■ **What is required**
Locate all lines in the data below that hold "color" and show them.
[start]
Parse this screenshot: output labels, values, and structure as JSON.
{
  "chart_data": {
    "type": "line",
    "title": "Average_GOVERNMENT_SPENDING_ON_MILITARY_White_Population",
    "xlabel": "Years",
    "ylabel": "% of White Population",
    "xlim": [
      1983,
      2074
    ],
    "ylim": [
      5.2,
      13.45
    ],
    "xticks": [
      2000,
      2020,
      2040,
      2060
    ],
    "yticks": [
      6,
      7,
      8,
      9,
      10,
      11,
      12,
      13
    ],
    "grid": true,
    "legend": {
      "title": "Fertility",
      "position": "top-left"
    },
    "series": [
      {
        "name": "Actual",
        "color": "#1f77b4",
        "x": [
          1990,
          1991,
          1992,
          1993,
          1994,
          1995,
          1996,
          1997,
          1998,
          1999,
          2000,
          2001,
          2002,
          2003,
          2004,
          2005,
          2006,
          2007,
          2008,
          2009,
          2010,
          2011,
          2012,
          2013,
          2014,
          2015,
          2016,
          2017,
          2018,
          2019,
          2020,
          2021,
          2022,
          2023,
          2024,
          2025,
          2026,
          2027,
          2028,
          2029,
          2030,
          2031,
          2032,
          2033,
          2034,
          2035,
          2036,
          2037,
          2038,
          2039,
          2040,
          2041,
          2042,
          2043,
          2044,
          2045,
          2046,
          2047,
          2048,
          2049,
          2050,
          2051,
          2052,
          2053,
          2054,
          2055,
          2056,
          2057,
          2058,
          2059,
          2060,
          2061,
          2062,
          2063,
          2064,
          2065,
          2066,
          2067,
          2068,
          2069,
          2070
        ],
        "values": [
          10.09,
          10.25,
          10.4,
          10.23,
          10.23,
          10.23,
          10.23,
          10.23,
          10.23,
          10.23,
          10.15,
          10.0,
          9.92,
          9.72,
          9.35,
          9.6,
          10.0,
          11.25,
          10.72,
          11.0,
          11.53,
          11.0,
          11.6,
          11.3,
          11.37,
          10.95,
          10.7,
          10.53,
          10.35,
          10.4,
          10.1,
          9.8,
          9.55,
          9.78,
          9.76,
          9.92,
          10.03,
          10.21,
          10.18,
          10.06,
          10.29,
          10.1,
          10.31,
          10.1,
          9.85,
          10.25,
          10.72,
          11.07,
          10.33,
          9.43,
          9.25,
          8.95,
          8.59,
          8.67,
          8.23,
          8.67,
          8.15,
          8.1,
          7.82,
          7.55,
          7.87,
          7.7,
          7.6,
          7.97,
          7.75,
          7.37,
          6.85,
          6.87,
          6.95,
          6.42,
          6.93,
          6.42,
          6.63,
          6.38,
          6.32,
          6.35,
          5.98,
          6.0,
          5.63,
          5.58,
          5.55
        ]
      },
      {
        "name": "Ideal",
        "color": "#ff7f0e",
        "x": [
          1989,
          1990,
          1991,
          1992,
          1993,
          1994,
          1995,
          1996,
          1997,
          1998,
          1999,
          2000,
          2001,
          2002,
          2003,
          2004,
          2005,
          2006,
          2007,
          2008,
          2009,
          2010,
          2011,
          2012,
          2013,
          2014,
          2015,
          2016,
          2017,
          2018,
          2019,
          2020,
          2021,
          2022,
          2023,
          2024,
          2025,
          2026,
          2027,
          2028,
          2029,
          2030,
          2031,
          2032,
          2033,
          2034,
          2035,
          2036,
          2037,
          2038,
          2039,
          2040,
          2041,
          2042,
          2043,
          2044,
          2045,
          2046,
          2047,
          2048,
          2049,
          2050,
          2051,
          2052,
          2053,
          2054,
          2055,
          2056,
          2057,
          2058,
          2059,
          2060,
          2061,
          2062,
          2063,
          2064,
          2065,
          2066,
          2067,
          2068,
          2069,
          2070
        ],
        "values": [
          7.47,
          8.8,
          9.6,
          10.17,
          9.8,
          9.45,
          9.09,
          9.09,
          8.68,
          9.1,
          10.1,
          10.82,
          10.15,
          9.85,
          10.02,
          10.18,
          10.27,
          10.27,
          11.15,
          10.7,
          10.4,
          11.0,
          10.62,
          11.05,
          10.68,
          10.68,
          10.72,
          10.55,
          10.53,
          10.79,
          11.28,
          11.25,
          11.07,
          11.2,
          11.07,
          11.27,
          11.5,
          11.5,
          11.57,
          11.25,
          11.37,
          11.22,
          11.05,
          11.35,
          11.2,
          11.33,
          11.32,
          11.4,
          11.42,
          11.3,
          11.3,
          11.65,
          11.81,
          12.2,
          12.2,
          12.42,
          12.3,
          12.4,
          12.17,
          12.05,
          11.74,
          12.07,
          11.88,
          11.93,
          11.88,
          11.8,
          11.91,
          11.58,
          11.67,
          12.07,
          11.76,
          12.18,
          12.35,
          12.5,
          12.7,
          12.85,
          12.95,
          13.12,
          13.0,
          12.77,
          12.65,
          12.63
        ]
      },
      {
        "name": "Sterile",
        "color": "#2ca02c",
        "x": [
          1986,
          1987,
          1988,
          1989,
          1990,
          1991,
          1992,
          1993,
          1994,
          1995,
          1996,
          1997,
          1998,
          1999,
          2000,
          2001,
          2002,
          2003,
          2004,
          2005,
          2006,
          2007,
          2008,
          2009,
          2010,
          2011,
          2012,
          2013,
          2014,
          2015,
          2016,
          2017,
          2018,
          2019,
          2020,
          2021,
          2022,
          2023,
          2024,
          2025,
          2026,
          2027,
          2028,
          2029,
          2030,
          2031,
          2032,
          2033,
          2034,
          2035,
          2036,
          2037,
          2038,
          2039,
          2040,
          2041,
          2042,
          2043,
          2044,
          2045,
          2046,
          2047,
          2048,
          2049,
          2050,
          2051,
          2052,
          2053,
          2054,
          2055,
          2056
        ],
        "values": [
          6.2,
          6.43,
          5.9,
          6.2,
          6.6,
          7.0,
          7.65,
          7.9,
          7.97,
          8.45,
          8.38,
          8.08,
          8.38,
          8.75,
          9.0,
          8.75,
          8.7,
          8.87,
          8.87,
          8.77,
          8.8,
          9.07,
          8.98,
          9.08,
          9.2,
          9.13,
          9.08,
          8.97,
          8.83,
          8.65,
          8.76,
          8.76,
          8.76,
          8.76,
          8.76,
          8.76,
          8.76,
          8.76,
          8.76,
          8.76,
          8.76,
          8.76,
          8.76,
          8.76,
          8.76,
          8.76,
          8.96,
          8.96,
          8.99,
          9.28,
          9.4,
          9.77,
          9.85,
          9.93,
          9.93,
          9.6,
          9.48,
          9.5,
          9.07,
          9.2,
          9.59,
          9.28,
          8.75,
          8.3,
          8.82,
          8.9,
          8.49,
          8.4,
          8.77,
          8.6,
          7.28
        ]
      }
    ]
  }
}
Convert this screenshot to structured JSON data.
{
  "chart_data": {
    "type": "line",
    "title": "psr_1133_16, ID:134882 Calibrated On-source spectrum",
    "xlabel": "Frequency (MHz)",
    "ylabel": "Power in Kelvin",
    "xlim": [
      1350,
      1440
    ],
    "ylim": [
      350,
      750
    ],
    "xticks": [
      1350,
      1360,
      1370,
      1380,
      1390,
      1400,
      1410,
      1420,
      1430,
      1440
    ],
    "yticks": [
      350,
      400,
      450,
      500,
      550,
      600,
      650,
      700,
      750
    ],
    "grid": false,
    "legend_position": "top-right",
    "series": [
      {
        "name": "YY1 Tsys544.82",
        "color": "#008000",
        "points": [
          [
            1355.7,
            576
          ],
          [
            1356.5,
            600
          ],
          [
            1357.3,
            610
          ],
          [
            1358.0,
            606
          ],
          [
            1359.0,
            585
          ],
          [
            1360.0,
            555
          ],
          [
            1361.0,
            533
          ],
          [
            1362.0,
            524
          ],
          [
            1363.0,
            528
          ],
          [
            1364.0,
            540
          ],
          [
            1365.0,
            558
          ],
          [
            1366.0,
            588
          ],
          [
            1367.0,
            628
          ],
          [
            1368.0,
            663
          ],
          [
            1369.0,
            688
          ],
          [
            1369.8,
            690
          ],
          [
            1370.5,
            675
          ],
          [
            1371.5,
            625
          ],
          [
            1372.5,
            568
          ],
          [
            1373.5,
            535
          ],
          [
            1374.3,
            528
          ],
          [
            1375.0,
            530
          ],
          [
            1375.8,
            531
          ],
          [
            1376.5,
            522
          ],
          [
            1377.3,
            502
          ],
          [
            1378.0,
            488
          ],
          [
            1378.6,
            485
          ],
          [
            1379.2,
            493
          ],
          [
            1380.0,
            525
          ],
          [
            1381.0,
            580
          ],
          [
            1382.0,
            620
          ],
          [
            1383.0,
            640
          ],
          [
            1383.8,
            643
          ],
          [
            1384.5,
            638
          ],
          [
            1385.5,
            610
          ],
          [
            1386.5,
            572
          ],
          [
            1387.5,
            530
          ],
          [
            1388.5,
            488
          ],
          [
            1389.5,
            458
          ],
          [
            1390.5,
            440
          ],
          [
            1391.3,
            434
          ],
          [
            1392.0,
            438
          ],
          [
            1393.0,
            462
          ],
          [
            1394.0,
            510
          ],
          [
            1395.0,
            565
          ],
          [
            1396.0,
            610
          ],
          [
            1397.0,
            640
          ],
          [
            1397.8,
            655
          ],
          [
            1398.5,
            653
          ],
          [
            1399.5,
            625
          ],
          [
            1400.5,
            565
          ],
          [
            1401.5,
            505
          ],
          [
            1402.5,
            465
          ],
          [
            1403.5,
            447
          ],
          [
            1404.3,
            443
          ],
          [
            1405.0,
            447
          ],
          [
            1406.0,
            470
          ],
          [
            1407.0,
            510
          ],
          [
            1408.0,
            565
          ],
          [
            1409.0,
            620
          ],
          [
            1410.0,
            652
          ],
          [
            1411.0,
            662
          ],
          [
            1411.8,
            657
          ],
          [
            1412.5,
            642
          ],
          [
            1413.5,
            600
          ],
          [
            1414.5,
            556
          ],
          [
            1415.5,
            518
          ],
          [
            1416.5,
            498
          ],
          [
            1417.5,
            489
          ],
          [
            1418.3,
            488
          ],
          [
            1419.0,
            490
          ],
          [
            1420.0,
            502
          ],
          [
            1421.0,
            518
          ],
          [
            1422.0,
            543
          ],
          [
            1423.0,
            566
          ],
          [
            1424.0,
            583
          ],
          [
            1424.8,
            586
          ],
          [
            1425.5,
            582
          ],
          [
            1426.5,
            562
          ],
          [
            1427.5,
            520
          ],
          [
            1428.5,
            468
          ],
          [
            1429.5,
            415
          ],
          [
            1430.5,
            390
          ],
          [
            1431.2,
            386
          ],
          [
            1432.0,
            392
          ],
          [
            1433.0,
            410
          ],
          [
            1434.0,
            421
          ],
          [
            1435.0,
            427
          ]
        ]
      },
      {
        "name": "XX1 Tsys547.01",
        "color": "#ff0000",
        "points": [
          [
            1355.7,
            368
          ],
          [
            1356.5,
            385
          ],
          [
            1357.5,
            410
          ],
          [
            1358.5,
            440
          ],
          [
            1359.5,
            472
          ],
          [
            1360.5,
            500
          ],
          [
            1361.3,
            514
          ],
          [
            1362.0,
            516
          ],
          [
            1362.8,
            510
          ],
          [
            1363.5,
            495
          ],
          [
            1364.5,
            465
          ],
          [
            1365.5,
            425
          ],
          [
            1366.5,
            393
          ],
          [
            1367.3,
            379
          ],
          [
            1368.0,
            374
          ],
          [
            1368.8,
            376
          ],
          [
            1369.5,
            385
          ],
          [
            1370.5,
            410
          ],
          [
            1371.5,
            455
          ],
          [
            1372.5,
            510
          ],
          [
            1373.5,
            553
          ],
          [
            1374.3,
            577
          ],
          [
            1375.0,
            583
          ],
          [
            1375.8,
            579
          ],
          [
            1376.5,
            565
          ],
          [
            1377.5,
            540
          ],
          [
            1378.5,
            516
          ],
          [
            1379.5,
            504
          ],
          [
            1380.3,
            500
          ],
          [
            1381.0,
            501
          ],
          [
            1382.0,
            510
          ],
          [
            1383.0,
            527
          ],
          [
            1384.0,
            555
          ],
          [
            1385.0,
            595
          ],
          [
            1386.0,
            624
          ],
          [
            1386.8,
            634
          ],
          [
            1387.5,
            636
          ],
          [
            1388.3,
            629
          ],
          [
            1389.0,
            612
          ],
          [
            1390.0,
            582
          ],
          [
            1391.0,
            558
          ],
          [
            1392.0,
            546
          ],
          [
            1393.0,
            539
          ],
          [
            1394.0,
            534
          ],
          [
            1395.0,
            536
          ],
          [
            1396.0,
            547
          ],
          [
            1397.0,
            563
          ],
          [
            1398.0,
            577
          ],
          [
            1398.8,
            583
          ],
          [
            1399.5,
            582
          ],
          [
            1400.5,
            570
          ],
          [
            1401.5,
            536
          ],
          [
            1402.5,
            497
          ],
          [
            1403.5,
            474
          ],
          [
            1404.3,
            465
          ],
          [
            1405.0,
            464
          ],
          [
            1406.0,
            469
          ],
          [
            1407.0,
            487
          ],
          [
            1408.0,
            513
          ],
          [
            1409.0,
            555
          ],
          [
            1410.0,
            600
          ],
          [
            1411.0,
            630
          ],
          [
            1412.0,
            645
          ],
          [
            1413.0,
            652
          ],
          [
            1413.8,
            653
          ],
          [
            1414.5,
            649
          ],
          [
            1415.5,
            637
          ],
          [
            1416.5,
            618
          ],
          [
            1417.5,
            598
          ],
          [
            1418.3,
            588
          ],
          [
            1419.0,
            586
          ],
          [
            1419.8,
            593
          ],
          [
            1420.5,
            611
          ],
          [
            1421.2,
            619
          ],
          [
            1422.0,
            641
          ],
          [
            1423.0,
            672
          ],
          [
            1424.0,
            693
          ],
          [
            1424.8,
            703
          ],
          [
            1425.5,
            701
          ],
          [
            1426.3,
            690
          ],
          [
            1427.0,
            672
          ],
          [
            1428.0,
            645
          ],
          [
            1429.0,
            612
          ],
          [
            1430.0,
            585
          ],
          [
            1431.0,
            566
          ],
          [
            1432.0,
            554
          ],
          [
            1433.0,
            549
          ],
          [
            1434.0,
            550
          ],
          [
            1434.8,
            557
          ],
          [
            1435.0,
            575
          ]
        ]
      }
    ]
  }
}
[end]
■ **The answer**
        "color": "#1f77b4",
        "color": "#ff7f0e",
        "color": "#2ca02c",
        "color": "#008000",
        "color": "#ff0000",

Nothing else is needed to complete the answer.